(begin)
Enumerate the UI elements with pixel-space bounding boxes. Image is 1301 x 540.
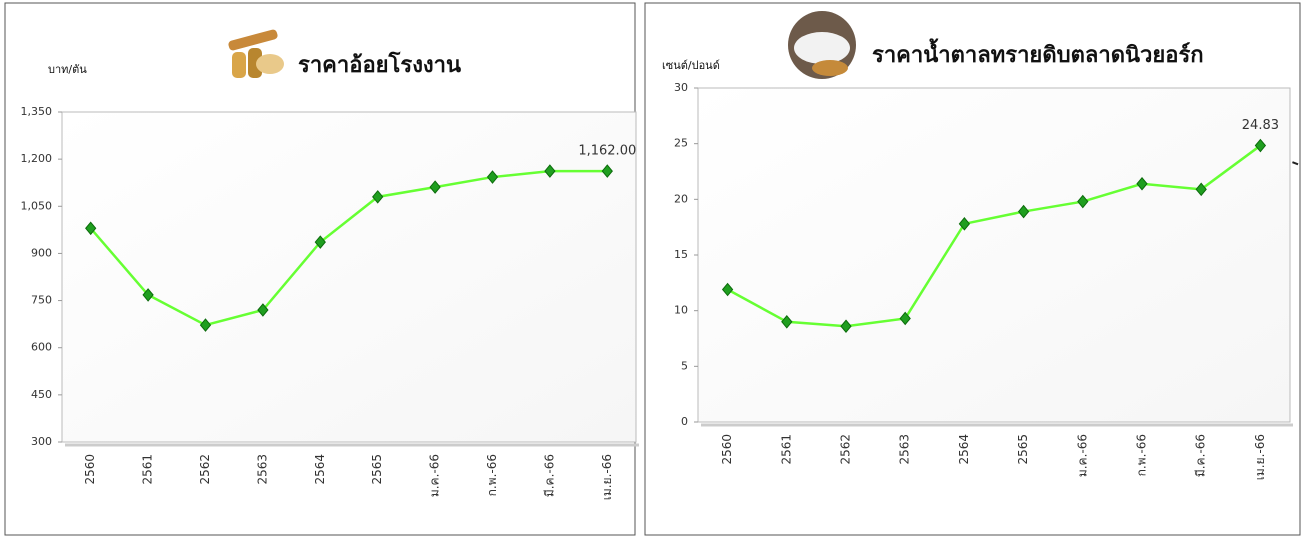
x-tick-label: 2561: [141, 454, 155, 485]
data-point: [781, 315, 793, 329]
x-tick-label: 2565: [370, 454, 384, 485]
sugarcane-icon: [228, 29, 284, 78]
y-tick-label: 10: [674, 304, 688, 317]
data-point: [1195, 182, 1207, 197]
x-tick-label: ม.ค.-66: [428, 454, 442, 497]
data-point: [372, 190, 384, 204]
sugar-icon: [788, 11, 856, 79]
y-tick-label: 30: [674, 81, 688, 94]
x-tick-label: 2561: [779, 434, 793, 465]
data-point: [1136, 176, 1148, 191]
data-point: [199, 318, 212, 332]
data-point: [840, 319, 852, 334]
y-axis-label: บาท/ตัน: [48, 63, 87, 76]
x-tick-label: 2560: [720, 434, 734, 465]
x-tick-label: 2562: [198, 454, 212, 485]
series-line: [89, 169, 608, 327]
x-tick-label: เม.ย.-66: [600, 454, 614, 500]
y-tick-label: 1,200: [21, 152, 53, 165]
plot-area: [697, 87, 1291, 423]
x-tick-label: เม.ย.-66: [1253, 434, 1267, 480]
y-tick-label: 750: [31, 294, 52, 307]
y-tick-label: 900: [31, 246, 52, 259]
x-tick-label: 2562: [839, 434, 853, 465]
data-point: [958, 217, 971, 231]
x-tick-label: 2564: [313, 454, 327, 485]
data-point: [721, 282, 734, 297]
x-tick-label: 2560: [83, 454, 97, 485]
data-point: [1254, 138, 1267, 153]
data-point: [142, 288, 154, 302]
x-tick-label: 2563: [898, 434, 912, 465]
data-point: [1017, 204, 1030, 219]
x-tick-label: ม.ค.-66: [1075, 434, 1089, 477]
data-point: [85, 221, 97, 236]
data-point: [601, 164, 613, 178]
chart-title: ราคาน้ำตาลทรายดิบตลาดนิวยอร์ก: [872, 38, 1204, 68]
data-label: 24.83: [1242, 118, 1279, 133]
data-point: [429, 180, 441, 194]
y-tick-label: 25: [674, 137, 688, 150]
y-tick-label: 5: [681, 359, 688, 372]
y-tick-label: 20: [674, 192, 688, 205]
x-tick-label: มี.ค.-66: [1194, 434, 1208, 477]
data-point: [544, 164, 556, 178]
x-tick-label: 2565: [1016, 434, 1030, 465]
data-point: [899, 311, 911, 326]
y-axis-label: เซนต์/ปอนด์: [662, 59, 720, 72]
data-point: [314, 235, 326, 249]
x-tick-label: ก.พ.-66: [485, 454, 499, 496]
y-tick-label: 300: [31, 435, 52, 448]
x-tick-label: มี.ค.-66: [542, 454, 556, 497]
data-point: [1077, 194, 1089, 209]
x-tick-label: 2564: [957, 434, 971, 465]
data-point: [486, 170, 499, 184]
y-tick-label: 600: [31, 341, 52, 354]
data-point: [257, 303, 269, 317]
y-tick-label: 0: [681, 415, 688, 428]
y-tick-label: 450: [31, 388, 52, 401]
series-line: [727, 144, 1262, 328]
chart-title: ราคาอ้อยโรงงาน: [298, 51, 461, 78]
y-tick-label: 1,050: [21, 199, 53, 212]
y-tick-label: 15: [674, 248, 688, 261]
x-tick-label: 2563: [255, 454, 269, 485]
x-tick-label: ก.พ.-66: [1135, 434, 1149, 476]
plot-area: [61, 111, 637, 443]
y-tick-label: 1,350: [21, 105, 53, 118]
data-label: 1,162.00: [578, 144, 636, 159]
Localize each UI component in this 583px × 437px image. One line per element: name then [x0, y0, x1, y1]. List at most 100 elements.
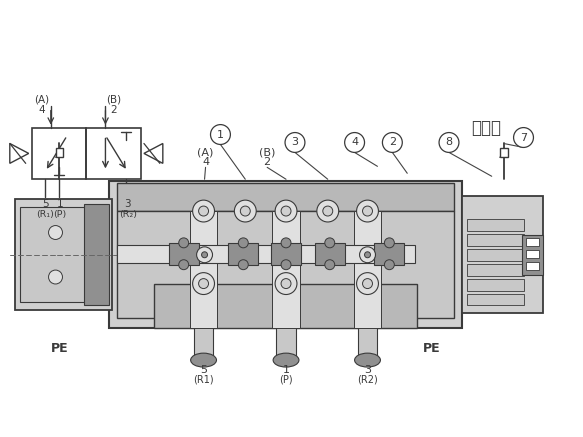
- Text: 1: 1: [283, 365, 290, 375]
- Circle shape: [240, 206, 250, 216]
- Text: (A): (A): [34, 95, 50, 105]
- Circle shape: [179, 260, 189, 270]
- Bar: [467, 234, 524, 246]
- Text: 4: 4: [202, 157, 209, 167]
- Circle shape: [196, 247, 213, 263]
- Circle shape: [179, 238, 189, 248]
- Circle shape: [281, 206, 291, 216]
- Ellipse shape: [191, 353, 216, 367]
- Text: (B): (B): [106, 95, 121, 105]
- Bar: [117, 183, 454, 211]
- Circle shape: [384, 238, 394, 248]
- Text: (R2): (R2): [357, 375, 378, 385]
- Circle shape: [382, 132, 402, 153]
- Circle shape: [275, 273, 297, 295]
- Bar: [154, 284, 417, 328]
- Bar: [354, 211, 381, 328]
- Bar: [525, 250, 539, 258]
- Circle shape: [357, 273, 378, 295]
- Bar: [271, 243, 301, 265]
- Bar: [467, 279, 524, 291]
- Circle shape: [199, 279, 209, 288]
- Text: PE: PE: [51, 342, 68, 355]
- Circle shape: [363, 206, 373, 216]
- Bar: [467, 264, 524, 276]
- Bar: [276, 326, 296, 360]
- Circle shape: [281, 238, 291, 248]
- Bar: [272, 211, 300, 328]
- Circle shape: [439, 132, 459, 153]
- Bar: [189, 211, 217, 328]
- Ellipse shape: [273, 353, 299, 367]
- Text: 非通電: 非通電: [470, 118, 501, 137]
- Circle shape: [325, 260, 335, 270]
- Circle shape: [192, 273, 215, 295]
- Circle shape: [275, 200, 297, 222]
- Circle shape: [199, 206, 209, 216]
- Bar: [522, 235, 543, 274]
- Text: 5: 5: [200, 365, 207, 375]
- Circle shape: [48, 270, 62, 284]
- Circle shape: [210, 125, 230, 145]
- Text: 3: 3: [364, 365, 371, 375]
- Circle shape: [48, 225, 62, 239]
- Circle shape: [285, 132, 305, 153]
- Circle shape: [357, 200, 378, 222]
- Bar: [109, 181, 462, 328]
- Bar: [117, 245, 415, 263]
- Text: (R₂): (R₂): [119, 209, 136, 218]
- Text: 2: 2: [389, 138, 396, 147]
- Bar: [117, 211, 454, 319]
- Bar: [31, 128, 86, 179]
- Circle shape: [281, 279, 291, 288]
- Circle shape: [234, 200, 256, 222]
- Bar: [86, 128, 141, 179]
- Text: 7: 7: [520, 132, 527, 142]
- Bar: [15, 199, 112, 310]
- Bar: [55, 149, 64, 157]
- Bar: [374, 243, 404, 265]
- Circle shape: [238, 238, 248, 248]
- Bar: [315, 243, 345, 265]
- Text: (R1): (R1): [193, 375, 214, 385]
- Circle shape: [364, 252, 370, 258]
- Bar: [357, 326, 377, 360]
- Text: PE: PE: [423, 342, 441, 355]
- Bar: [500, 149, 508, 157]
- Text: (P): (P): [279, 375, 293, 385]
- Text: 4: 4: [351, 138, 358, 147]
- Circle shape: [281, 260, 291, 270]
- Bar: [462, 196, 543, 313]
- Bar: [20, 207, 89, 302]
- Circle shape: [202, 252, 208, 258]
- Text: (A): (A): [198, 147, 214, 157]
- Text: 5: 5: [42, 199, 48, 209]
- Bar: [169, 243, 199, 265]
- Circle shape: [360, 247, 375, 263]
- Ellipse shape: [354, 353, 381, 367]
- Bar: [467, 249, 524, 261]
- Circle shape: [345, 132, 364, 153]
- Circle shape: [325, 238, 335, 248]
- Text: 8: 8: [445, 138, 452, 147]
- Bar: [85, 204, 109, 305]
- Circle shape: [384, 260, 394, 270]
- Circle shape: [363, 279, 373, 288]
- Bar: [229, 243, 258, 265]
- Text: 1: 1: [57, 199, 64, 209]
- Text: 2: 2: [264, 157, 271, 167]
- Circle shape: [192, 200, 215, 222]
- Text: (B): (B): [259, 147, 275, 157]
- Circle shape: [317, 200, 339, 222]
- Circle shape: [323, 206, 333, 216]
- Bar: [525, 238, 539, 246]
- Text: 2: 2: [110, 105, 117, 114]
- Text: 3: 3: [124, 199, 131, 209]
- Text: 4: 4: [38, 105, 45, 114]
- Bar: [467, 219, 524, 231]
- Text: 3: 3: [292, 138, 298, 147]
- Circle shape: [238, 260, 248, 270]
- Text: (P): (P): [54, 209, 66, 218]
- Bar: [194, 326, 213, 360]
- Circle shape: [514, 128, 533, 147]
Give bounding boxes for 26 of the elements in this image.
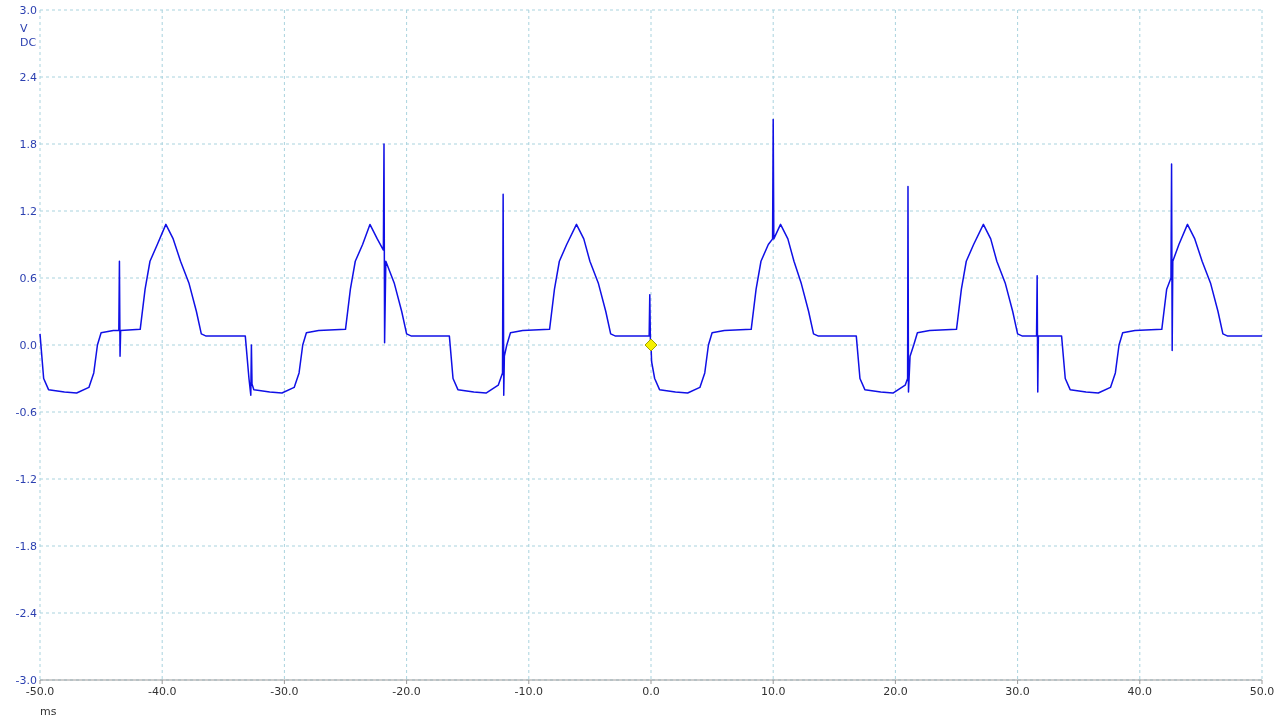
y-tick-label: -2.4 (15, 607, 37, 620)
x-tick-label: 40.0 (1127, 685, 1153, 698)
x-tick-label: 30.0 (1005, 685, 1030, 698)
x-tick-label: 20.0 (883, 685, 908, 698)
text: DC (20, 36, 37, 49)
y-tick-label: 0.0 (19, 339, 37, 352)
x-tick-label: 0.0 (642, 685, 660, 698)
y-tick-label: -0.6 (15, 406, 37, 419)
y-tick-label: 1.8 (19, 138, 37, 151)
x-tick-label: -20.0 (392, 685, 421, 698)
line-series (39, 118, 1263, 396)
y-tick-label: 0.6 (19, 272, 37, 285)
x-tick-label: 50.0 (1249, 685, 1275, 698)
y-tick-label: 3.0 (19, 4, 37, 17)
x-tick-label: 10.0 (760, 685, 786, 698)
y-tick-label: 2.4 (19, 71, 37, 84)
x-tick-label: -50.0 (25, 685, 55, 698)
y-tick-label: 1.2 (19, 205, 37, 218)
y-tick-label: -1.8 (15, 540, 37, 553)
x-tick-label: -10.0 (514, 685, 544, 698)
x-tick-label: -30.0 (270, 685, 299, 698)
x-axis-title: ms (40, 705, 57, 718)
x-tick-label: -40.0 (147, 685, 177, 698)
y-tick-label: -1.2 (15, 473, 37, 486)
y-tick-label: -3.0 (15, 674, 37, 687)
y-axis-title: V (20, 22, 28, 35)
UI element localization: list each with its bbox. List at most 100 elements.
(end)
Rewrite everything in the material from the line containing "- Text: 1: 1: [283, 365, 290, 375]" down to the line containing "- Circle shape: [275, 200, 297, 222]", substituting "Oval shape" for "Ellipse shape" and leaving the rest unchanged.

**SOLUTION:**
- Text: 1: 1: [283, 365, 290, 375]
- Circle shape: [240, 206, 250, 216]
- Text: (A): (A): [34, 95, 50, 105]
- Circle shape: [179, 260, 189, 270]
- Bar: [467, 234, 524, 246]
- Text: 4: 4: [202, 157, 209, 167]
- Circle shape: [196, 247, 213, 263]
- Circle shape: [179, 238, 189, 248]
- Circle shape: [281, 206, 291, 216]
- Oval shape: [191, 353, 216, 367]
- Text: (B): (B): [106, 95, 121, 105]
- Bar: [117, 183, 454, 211]
- Circle shape: [384, 238, 394, 248]
- Text: (R2): (R2): [357, 375, 378, 385]
- Circle shape: [382, 132, 402, 153]
- Circle shape: [275, 273, 297, 295]
- Bar: [154, 284, 417, 328]
- Bar: [354, 211, 381, 328]
- Bar: [525, 250, 539, 258]
- Circle shape: [357, 273, 378, 295]
- Bar: [271, 243, 301, 265]
- Bar: [467, 279, 524, 291]
- Circle shape: [199, 279, 209, 288]
- Text: PE: PE: [51, 342, 68, 355]
- Circle shape: [363, 206, 373, 216]
- Bar: [467, 264, 524, 276]
- Bar: [276, 326, 296, 360]
- Circle shape: [281, 238, 291, 248]
- Bar: [272, 211, 300, 328]
- Circle shape: [439, 132, 459, 153]
- Bar: [189, 211, 217, 328]
- Oval shape: [273, 353, 299, 367]
- Text: 非通電: 非通電: [470, 118, 501, 137]
- Circle shape: [325, 260, 335, 270]
- Circle shape: [192, 273, 215, 295]
- Circle shape: [275, 200, 297, 222]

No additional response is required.